---------- STORED DATA

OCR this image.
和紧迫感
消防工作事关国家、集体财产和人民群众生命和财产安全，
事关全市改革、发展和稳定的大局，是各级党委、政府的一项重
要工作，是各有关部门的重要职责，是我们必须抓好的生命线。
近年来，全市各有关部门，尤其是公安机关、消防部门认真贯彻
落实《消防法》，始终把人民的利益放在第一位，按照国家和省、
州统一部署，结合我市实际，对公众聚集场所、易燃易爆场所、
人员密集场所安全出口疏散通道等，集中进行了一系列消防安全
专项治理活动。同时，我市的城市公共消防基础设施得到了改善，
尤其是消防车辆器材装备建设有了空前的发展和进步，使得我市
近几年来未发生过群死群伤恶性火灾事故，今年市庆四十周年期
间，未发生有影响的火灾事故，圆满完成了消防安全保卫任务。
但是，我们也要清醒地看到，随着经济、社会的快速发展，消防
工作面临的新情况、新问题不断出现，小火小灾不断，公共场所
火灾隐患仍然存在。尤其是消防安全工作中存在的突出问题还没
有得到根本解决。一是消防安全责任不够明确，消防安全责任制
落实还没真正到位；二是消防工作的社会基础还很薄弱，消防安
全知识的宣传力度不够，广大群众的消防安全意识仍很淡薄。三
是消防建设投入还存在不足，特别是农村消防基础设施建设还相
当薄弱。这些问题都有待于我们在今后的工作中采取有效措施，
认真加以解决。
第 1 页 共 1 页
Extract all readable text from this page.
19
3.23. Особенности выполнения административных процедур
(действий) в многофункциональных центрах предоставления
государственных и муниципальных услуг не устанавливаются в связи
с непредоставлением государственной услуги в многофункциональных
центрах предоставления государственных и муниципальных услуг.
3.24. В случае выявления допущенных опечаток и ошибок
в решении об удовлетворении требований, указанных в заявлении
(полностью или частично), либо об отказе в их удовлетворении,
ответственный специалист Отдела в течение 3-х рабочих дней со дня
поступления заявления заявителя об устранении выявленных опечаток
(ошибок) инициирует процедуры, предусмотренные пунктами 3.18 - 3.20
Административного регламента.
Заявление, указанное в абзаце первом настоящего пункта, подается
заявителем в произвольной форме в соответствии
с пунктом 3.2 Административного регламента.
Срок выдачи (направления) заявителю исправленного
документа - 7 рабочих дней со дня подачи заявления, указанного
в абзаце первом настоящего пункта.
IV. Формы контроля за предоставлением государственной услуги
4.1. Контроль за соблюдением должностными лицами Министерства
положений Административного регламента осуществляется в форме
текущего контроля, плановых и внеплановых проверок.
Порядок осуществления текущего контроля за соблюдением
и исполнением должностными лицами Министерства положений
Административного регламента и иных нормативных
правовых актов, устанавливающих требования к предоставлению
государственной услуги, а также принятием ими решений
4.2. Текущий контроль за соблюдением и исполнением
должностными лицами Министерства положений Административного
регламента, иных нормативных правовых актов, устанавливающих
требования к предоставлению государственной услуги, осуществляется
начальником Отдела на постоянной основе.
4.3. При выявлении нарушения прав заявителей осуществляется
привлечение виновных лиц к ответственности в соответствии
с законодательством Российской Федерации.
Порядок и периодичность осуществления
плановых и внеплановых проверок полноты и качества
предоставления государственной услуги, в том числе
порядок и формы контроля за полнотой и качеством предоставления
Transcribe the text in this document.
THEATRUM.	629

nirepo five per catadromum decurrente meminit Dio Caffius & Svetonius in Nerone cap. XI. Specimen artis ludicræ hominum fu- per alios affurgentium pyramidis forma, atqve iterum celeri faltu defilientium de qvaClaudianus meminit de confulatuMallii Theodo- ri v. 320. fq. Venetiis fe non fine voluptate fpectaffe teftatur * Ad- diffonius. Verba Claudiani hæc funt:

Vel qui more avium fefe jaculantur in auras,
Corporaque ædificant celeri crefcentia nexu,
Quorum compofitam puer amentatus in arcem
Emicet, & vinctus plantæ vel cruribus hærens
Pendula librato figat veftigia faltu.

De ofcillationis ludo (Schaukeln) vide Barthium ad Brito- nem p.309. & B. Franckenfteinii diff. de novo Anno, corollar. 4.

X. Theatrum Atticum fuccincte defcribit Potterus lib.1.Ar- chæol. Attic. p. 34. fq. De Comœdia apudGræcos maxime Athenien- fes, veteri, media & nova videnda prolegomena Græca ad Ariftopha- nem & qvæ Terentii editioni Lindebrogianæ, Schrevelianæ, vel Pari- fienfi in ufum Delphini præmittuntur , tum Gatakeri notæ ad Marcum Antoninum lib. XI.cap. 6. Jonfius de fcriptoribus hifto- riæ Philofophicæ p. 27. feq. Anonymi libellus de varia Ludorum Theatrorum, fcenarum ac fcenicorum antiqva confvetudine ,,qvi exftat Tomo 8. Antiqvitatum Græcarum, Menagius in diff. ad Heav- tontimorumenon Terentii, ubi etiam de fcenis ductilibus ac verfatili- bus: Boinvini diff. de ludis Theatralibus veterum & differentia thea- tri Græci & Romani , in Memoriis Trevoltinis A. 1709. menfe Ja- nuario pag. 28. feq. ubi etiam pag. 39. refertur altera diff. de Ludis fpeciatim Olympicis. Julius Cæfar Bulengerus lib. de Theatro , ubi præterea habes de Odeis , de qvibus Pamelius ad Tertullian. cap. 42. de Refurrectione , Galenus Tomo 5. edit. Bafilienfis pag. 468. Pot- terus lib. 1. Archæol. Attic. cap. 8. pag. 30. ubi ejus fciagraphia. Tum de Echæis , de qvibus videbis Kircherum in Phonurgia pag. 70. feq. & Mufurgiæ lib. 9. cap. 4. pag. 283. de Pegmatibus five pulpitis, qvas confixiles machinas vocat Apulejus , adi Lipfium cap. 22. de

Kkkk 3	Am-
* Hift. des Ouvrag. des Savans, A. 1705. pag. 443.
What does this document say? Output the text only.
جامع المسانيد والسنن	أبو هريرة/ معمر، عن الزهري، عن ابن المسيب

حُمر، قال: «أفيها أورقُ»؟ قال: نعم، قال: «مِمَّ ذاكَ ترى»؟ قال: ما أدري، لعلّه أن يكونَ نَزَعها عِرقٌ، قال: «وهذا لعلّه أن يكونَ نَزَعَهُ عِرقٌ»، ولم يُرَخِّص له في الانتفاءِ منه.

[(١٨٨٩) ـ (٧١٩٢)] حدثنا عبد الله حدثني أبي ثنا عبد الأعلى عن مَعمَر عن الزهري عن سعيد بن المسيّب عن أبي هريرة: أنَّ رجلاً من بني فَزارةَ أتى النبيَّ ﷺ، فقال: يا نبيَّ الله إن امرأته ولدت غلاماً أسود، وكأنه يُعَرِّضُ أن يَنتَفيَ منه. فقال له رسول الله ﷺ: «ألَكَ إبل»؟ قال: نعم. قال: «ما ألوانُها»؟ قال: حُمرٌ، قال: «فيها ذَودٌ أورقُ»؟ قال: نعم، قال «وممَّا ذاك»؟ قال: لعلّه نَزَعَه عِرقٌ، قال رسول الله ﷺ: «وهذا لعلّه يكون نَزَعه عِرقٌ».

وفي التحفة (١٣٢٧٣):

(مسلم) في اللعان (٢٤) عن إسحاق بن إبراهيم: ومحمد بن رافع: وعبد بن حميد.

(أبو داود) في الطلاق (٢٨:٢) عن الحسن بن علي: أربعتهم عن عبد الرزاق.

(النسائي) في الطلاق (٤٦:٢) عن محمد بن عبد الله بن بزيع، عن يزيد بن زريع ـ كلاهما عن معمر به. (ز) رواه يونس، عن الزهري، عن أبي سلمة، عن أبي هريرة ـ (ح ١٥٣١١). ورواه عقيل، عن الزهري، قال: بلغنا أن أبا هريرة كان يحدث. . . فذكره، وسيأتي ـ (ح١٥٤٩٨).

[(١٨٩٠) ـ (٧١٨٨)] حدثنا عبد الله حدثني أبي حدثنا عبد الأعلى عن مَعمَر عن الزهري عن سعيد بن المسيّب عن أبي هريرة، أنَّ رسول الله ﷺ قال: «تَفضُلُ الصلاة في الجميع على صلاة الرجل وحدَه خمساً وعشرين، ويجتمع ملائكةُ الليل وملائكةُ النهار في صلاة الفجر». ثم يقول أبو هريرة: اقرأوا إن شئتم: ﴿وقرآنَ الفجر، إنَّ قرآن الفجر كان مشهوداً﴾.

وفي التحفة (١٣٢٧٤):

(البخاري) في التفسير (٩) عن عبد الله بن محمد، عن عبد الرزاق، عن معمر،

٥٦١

--------------------

SET TASK | Copy out every line from the data above that has "лицами" in it.

OUTPUT FOR THIS TASK |
4.1. Контроль за соблюдением должностными лицами Министерства
и исполнением должностными лицами Министерства положений
должностными лицами Министерства положений Административного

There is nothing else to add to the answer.